Exercise instructions>
Below are some entries. Copy each line that holds the string "this".

Given information>

━━━━━━━━━━━━━━━━━━━━━━━━━━━━━━

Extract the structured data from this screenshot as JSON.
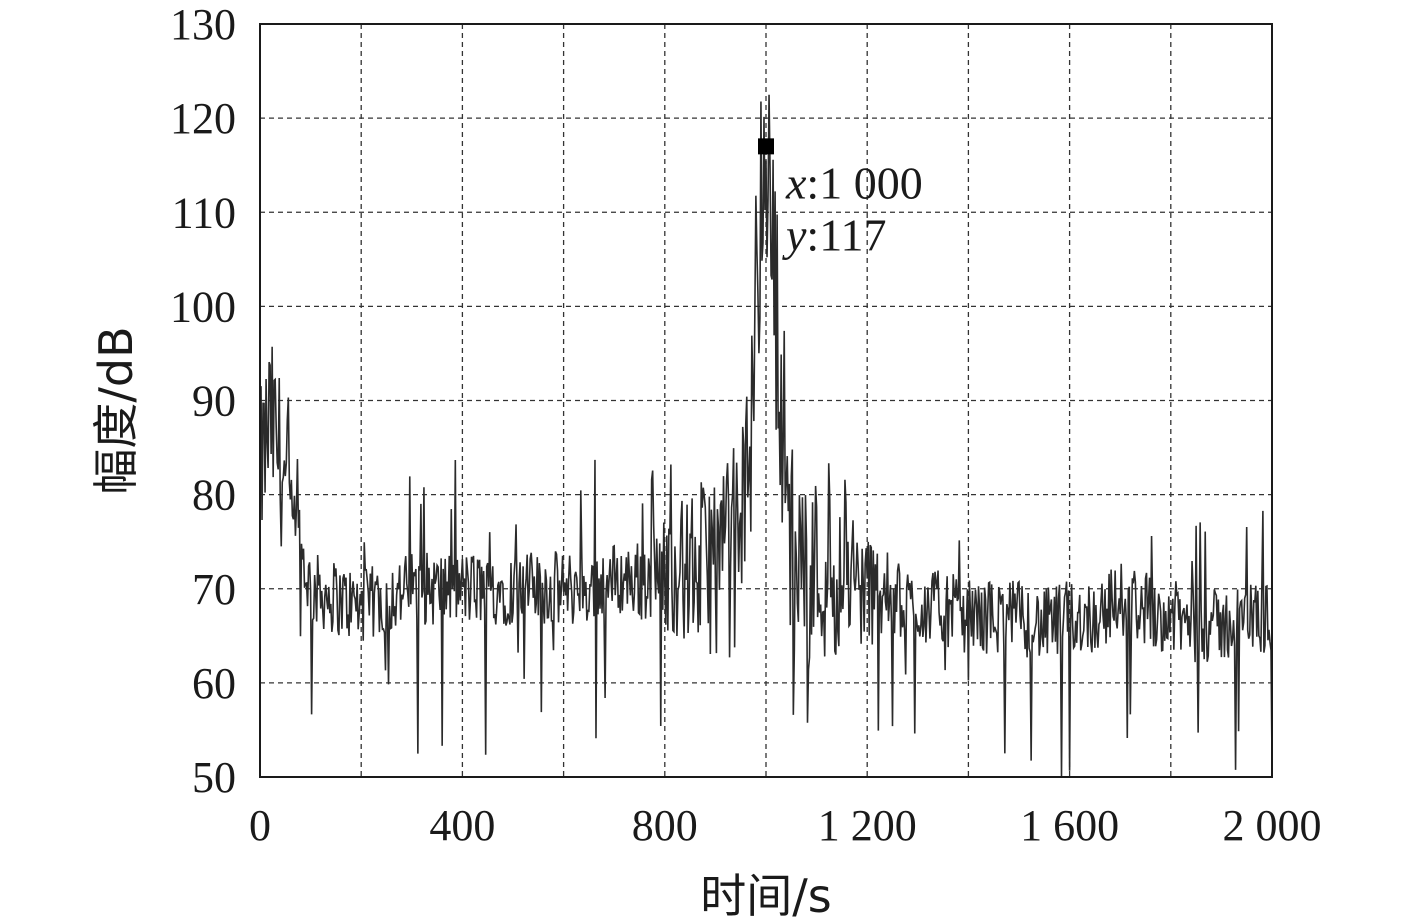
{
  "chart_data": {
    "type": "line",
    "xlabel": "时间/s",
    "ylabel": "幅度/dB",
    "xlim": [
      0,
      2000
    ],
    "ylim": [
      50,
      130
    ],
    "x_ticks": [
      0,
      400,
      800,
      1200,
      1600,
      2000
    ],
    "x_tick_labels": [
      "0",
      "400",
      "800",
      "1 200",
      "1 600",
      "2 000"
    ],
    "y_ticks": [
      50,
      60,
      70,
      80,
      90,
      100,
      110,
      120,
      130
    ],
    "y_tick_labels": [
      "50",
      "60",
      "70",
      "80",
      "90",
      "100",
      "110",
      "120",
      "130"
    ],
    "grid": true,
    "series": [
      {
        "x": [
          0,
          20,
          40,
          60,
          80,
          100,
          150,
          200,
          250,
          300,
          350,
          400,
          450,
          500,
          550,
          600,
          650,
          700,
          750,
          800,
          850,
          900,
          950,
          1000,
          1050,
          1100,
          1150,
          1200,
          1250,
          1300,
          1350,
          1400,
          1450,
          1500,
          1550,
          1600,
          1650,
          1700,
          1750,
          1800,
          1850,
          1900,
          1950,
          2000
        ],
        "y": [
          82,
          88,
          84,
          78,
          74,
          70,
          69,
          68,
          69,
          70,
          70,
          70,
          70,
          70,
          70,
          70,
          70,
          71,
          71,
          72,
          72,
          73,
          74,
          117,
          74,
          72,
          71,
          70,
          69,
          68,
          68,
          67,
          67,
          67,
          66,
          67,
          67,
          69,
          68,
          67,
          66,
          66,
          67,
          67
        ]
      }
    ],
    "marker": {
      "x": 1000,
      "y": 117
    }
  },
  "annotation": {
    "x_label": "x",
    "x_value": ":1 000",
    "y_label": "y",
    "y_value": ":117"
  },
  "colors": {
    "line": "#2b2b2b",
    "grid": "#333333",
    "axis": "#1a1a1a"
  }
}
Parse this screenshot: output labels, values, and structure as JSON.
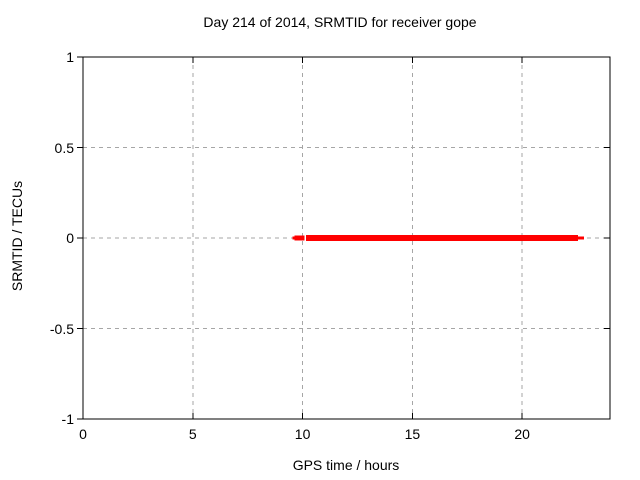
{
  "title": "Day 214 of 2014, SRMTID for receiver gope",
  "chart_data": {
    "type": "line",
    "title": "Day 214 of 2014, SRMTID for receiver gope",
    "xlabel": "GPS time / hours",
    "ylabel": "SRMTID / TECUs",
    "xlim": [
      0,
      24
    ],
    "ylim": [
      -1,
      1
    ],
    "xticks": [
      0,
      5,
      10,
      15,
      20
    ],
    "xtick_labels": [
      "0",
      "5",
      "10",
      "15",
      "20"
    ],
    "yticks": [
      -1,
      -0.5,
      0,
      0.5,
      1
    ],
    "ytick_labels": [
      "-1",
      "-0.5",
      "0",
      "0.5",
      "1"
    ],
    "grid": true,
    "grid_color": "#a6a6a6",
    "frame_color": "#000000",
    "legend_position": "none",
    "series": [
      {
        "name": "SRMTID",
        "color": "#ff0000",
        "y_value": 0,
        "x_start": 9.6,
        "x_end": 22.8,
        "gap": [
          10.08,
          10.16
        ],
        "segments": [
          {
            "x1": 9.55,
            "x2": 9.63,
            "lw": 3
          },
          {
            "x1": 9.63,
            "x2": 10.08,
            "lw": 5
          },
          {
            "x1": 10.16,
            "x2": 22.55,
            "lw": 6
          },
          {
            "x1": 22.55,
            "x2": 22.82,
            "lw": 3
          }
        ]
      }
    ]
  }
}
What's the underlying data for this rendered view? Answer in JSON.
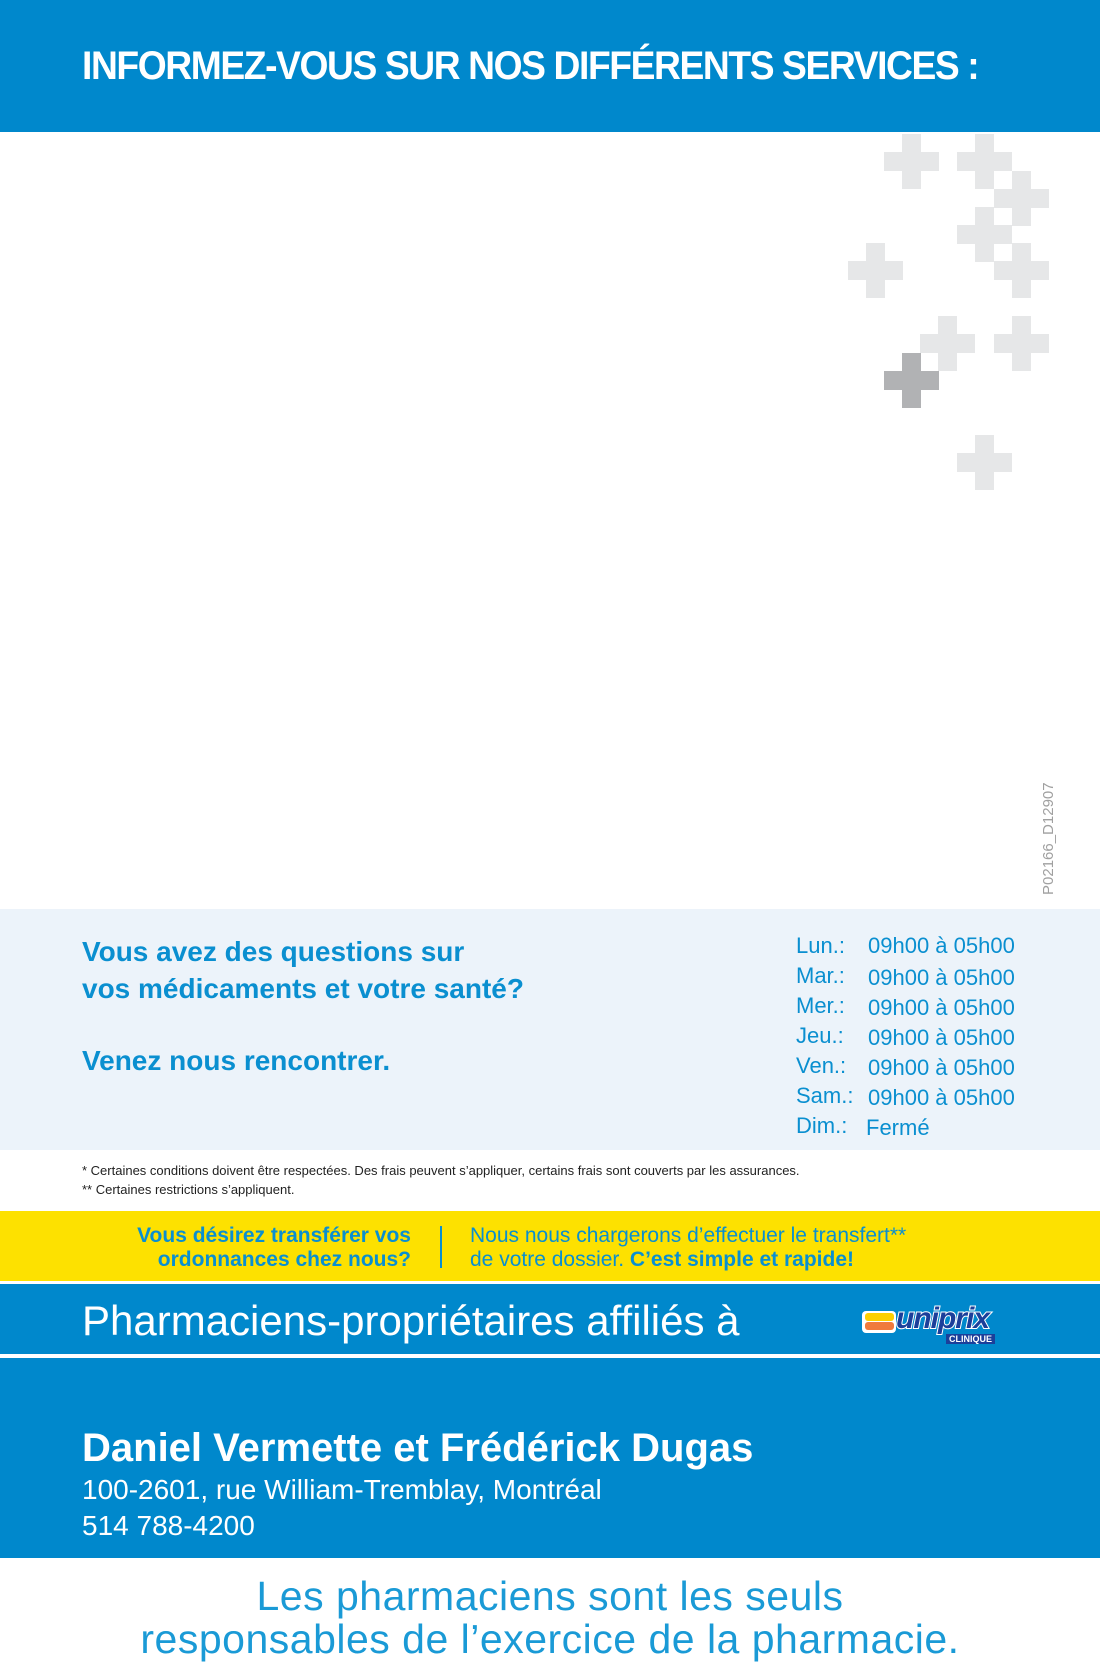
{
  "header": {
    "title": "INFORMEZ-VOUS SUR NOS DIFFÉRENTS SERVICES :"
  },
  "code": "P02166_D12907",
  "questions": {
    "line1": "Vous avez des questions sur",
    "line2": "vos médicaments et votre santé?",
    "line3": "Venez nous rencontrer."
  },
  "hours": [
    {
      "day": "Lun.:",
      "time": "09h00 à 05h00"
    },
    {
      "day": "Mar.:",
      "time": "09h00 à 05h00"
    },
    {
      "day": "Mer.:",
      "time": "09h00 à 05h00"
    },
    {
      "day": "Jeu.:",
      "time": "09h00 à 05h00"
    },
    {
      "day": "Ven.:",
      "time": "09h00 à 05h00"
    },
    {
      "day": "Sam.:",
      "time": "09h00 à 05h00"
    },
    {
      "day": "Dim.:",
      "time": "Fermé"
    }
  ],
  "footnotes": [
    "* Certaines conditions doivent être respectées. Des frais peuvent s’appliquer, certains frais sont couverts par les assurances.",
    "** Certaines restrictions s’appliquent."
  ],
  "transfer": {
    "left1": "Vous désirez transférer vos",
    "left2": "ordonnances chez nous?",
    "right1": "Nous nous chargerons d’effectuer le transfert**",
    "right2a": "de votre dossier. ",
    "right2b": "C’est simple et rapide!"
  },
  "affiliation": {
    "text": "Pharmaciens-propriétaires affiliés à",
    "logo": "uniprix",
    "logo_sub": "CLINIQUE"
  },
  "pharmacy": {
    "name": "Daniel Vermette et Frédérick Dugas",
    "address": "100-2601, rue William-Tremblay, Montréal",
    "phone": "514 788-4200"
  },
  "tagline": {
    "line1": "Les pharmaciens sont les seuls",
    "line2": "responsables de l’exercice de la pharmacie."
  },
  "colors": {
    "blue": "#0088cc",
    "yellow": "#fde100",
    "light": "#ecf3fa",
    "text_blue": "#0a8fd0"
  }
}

━━━━━━━━━━━━━━━━━━━━━━━━━━━━━━

Exercise response>
Extract the structured data from this screenshot as JSON.
Parse this screenshot: output labels, values, and structure as JSON.
What's the underlying data for this rendered view? Answer in JSON.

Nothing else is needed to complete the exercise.